**Given problem**
Output every entry exactly as written.

**Source data**

· · · · ·

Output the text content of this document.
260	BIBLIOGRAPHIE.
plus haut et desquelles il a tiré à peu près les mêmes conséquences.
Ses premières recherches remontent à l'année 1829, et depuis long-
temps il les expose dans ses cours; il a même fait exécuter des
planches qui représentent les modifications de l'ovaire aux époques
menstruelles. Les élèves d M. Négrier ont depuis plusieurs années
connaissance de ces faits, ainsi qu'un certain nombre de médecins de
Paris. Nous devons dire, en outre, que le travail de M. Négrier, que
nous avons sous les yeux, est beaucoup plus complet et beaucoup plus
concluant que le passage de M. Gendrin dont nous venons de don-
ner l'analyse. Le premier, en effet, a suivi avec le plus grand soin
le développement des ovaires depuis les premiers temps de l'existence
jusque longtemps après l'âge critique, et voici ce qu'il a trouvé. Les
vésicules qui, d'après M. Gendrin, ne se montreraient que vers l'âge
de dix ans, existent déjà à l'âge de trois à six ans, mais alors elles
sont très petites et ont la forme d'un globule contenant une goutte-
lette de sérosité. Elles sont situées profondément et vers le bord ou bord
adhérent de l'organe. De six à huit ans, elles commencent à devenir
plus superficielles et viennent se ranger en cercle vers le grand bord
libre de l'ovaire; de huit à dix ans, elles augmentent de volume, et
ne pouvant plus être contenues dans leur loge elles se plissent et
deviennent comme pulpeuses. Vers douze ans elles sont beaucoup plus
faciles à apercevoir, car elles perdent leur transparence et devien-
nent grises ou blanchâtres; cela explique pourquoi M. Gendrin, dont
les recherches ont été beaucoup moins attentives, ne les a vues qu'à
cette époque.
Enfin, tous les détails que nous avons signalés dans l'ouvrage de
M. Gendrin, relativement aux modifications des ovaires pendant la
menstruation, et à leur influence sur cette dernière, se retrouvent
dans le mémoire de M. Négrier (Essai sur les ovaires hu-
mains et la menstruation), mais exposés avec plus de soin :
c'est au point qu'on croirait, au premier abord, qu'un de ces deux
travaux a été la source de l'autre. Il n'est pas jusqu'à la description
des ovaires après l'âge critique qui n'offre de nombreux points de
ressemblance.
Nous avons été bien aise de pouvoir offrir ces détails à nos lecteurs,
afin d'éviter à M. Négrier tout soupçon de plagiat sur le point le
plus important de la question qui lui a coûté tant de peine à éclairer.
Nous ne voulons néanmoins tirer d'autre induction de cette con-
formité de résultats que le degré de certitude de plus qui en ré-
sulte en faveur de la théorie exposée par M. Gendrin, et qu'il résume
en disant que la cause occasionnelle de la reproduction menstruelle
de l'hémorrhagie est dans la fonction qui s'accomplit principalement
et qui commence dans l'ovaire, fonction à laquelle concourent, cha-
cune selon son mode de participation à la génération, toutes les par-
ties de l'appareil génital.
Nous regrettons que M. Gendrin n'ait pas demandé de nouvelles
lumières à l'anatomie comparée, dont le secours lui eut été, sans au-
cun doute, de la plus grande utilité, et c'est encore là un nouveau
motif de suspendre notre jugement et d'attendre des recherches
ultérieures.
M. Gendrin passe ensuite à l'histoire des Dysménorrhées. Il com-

· · · · ·

**Finished task**
Output the text content of this document.
260	BIBLIOGRAPHIE.
plus haut et desquelles il a tiré à peu près les mêmes conséquences.
Ses premières recherches remontent à l'année 1829, et depuis long-
temps il les expose dans ses cours; il a même fait exécuter des
planches qui représentent les modifications de l'ovaire aux époques
menstruelles. Les élèves d M. Négrier ont depuis plusieurs années
connaissance de ces faits, ainsi qu'un certain nombre de médecins de
Paris. Nous devons dire, en outre, que le travail de M. Négrier, que
nous avons sous les yeux, est beaucoup plus complet et beaucoup plus
concluant que le passage de M. Gendrin dont nous venons de don-
ner l'analyse. Le premier, en effet, a suivi avec le plus grand soin
le développement des ovaires depuis les premiers temps de l'existence
jusque longtemps après l'âge critique, et voici ce qu'il a trouvé. Les
vésicules qui, d'après M. Gendrin, ne se montreraient que vers l'âge
de dix ans, existent déjà à l'âge de trois à six ans, mais alors elles
sont très petites et ont la forme d'un globule contenant une goutte-
lette de sérosité. Elles sont situées profondément et vers le bord ou bord
adhérent de l'organe. De six à huit ans, elles commencent à devenir
plus superficielles et viennent se ranger en cercle vers le grand bord
libre de l'ovaire; de huit à dix ans, elles augmentent de volume, et
ne pouvant plus être contenues dans leur loge elles se plissent et
deviennent comme pulpeuses. Vers douze ans elles sont beaucoup plus
faciles à apercevoir, car elles perdent leur transparence et devien-
nent grises ou blanchâtres; cela explique pourquoi M. Gendrin, dont
les recherches ont été beaucoup moins attentives, ne les a vues qu'à
cette époque.
Enfin, tous les détails que nous avons signalés dans l'ouvrage de
M. Gendrin, relativement aux modifications des ovaires pendant la
menstruation, et à leur influence sur cette dernière, se retrouvent
dans le mémoire de M. Négrier (Essai sur les ovaires hu-
mains et la menstruation), mais exposés avec plus de soin :
c'est au point qu'on croirait, au premier abord, qu'un de ces deux
travaux a été la source de l'autre. Il n'est pas jusqu'à la description
des ovaires après l'âge critique qui n'offre de nombreux points de
ressemblance.
Nous avons été bien aise de pouvoir offrir ces détails à nos lecteurs,
afin d'éviter à M. Négrier tout soupçon de plagiat sur le point le
plus important de la question qui lui a coûté tant de peine à éclairer.
Nous ne voulons néanmoins tirer d'autre induction de cette con-
formité de résultats que le degré de certitude de plus qui en ré-
sulte en faveur de la théorie exposée par M. Gendrin, et qu'il résume
en disant que la cause occasionnelle de la reproduction menstruelle
de l'hémorrhagie est dans la fonction qui s'accomplit principalement
et qui commence dans l'ovaire, fonction à laquelle concourent, cha-
cune selon son mode de participation à la génération, toutes les par-
ties de l'appareil génital.
Nous regrettons que M. Gendrin n'ait pas demandé de nouvelles
lumières à l'anatomie comparée, dont le secours lui eut été, sans au-
cun doute, de la plus grande utilité, et c'est encore là un nouveau
motif de suspendre notre jugement et d'attendre des recherches
ultérieures.
M. Gendrin passe ensuite à l'histoire des Dysménorrhées. Il com-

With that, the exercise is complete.